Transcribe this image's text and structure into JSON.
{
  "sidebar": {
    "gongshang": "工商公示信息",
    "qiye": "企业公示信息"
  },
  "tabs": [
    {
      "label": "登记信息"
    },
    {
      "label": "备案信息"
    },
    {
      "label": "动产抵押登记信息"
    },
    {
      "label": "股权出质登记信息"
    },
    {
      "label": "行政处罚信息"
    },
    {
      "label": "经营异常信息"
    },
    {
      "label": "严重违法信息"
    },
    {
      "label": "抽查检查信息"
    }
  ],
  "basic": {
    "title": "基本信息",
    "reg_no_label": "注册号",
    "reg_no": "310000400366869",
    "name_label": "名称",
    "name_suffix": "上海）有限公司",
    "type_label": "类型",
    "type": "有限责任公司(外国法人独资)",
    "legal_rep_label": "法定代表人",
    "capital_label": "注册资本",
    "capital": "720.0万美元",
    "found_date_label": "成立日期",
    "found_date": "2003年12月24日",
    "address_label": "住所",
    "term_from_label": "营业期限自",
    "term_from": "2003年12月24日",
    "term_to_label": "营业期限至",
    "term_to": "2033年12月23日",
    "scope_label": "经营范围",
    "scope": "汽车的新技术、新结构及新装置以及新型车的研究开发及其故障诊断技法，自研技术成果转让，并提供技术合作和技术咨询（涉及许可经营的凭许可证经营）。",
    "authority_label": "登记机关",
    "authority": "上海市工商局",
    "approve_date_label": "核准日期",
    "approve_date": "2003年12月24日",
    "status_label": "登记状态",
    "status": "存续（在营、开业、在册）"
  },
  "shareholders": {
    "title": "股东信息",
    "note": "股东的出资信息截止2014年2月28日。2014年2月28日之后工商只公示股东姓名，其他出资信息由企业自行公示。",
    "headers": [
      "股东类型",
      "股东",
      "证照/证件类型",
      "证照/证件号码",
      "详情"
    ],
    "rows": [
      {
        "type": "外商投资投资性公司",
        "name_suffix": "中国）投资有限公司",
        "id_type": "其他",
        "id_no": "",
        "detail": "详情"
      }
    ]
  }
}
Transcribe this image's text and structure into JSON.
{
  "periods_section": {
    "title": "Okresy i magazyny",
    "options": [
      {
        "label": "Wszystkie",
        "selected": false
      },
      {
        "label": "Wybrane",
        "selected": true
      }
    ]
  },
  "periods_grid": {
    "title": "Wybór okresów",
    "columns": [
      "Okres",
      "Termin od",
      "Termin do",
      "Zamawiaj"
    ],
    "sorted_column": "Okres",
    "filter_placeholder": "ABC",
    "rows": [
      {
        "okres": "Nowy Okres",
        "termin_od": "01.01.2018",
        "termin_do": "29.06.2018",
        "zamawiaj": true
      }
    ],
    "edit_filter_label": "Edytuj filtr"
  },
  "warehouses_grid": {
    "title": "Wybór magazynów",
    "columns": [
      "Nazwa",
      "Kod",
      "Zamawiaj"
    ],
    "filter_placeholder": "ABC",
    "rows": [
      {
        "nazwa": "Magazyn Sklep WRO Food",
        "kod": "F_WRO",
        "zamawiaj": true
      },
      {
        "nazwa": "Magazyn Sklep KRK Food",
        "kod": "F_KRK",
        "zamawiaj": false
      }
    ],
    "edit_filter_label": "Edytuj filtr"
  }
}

------------------------------

Determine how many lines above contain "Food" as a word or string. Give the number alone.

◆ Final answer: 2